──────── Data section

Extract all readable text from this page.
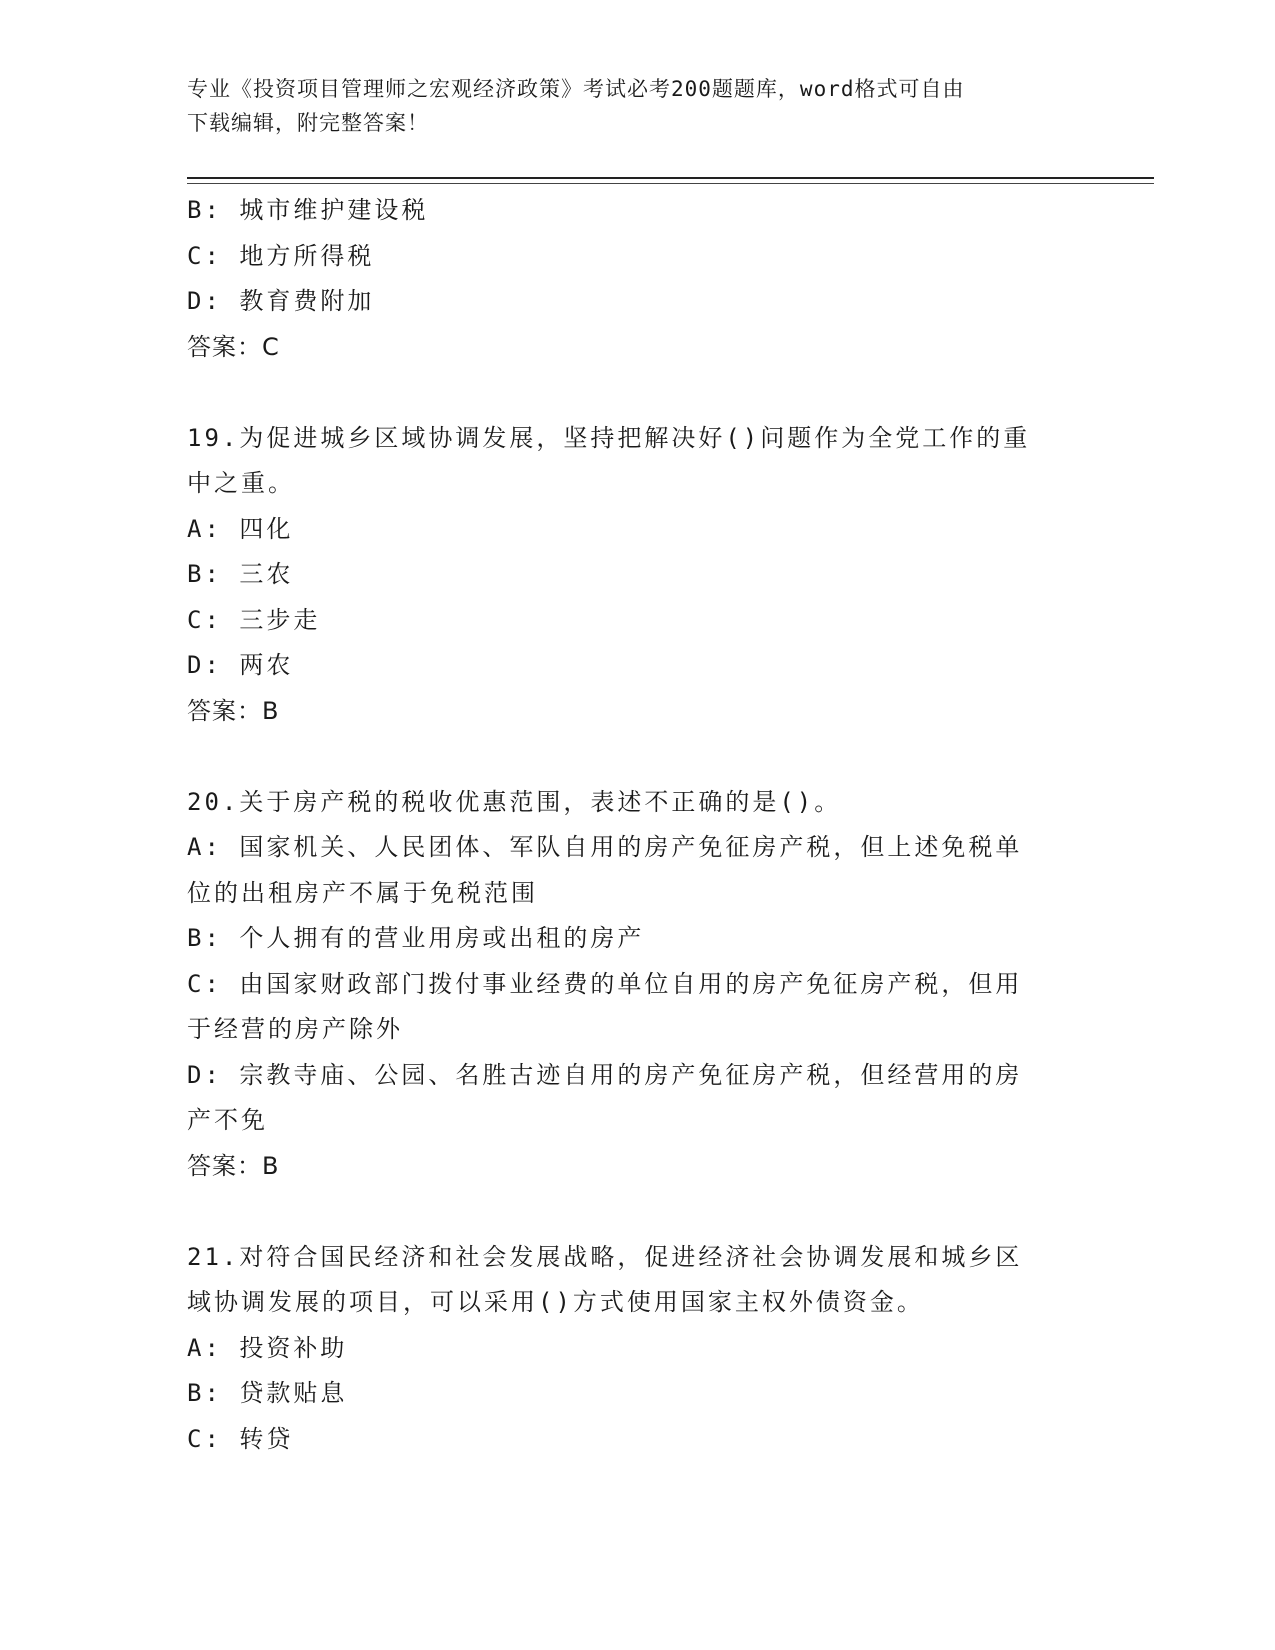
专业《投资项目管理师之宏观经济政策》考试必考200题题库，word格式可自由
下载编辑，附完整答案！
B: 城市维护建设税
C: 地方所得税
D: 教育费附加
答案：C
19.为促进城乡区域协调发展，坚持把解决好()问题作为全党工作的重
中之重。
A: 四化
B: 三农
C: 三步走
D: 两农
答案：B
20.关于房产税的税收优惠范围，表述不正确的是()。
A: 国家机关、人民团体、军队自用的房产免征房产税，但上述免税单
位的出租房产不属于免税范围
B: 个人拥有的营业用房或出租的房产
C: 由国家财政部门拨付事业经费的单位自用的房产免征房产税，但用
于经营的房产除外
D: 宗教寺庙、公园、名胜古迹自用的房产免征房产税，但经营用的房
产不免
答案：B
21.对符合国民经济和社会发展战略，促进经济社会协调发展和城乡区
域协调发展的项目，可以采用()方式使用国家主权外债资金。
A: 投资补助
B: 贷款贴息
C: 转贷
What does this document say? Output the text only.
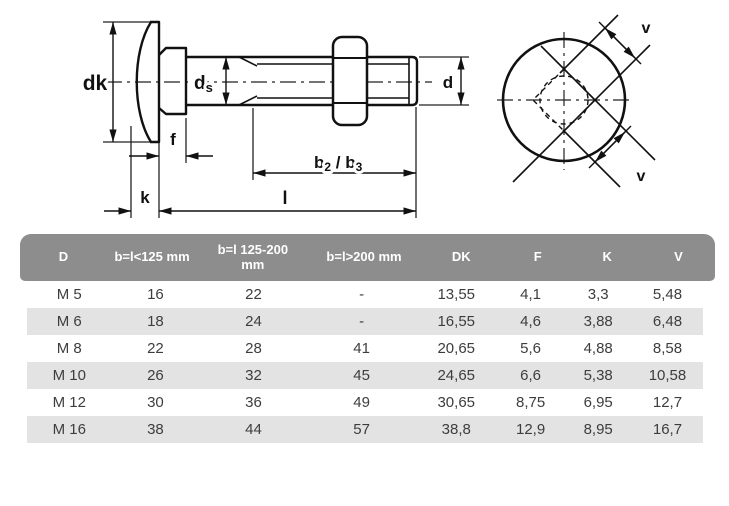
dk	ds
f
k	l
b2 / b3
d
v
v
D	b=l<125 mm	b=l 125-200 mm	b=l>200 mm	DK	F	K	V
M 5	16	22	-	13,55	4,1	3,3	5,48
M 6	18	24	-	16,55	4,6	3,88	6,48
M 8	22	28	41	20,65	5,6	4,88	8,58
M 10	26	32	45	24,65	6,6	5,38	10,58
M 12	30	36	49	30,65	8,75	6,95	12,7
M 16	38	44	57	38,8	12,9	8,95	16,7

────────────────

Copy out all lines above that include the string "this".

Extract all readable text from this page.
What does this document say? Output the text only.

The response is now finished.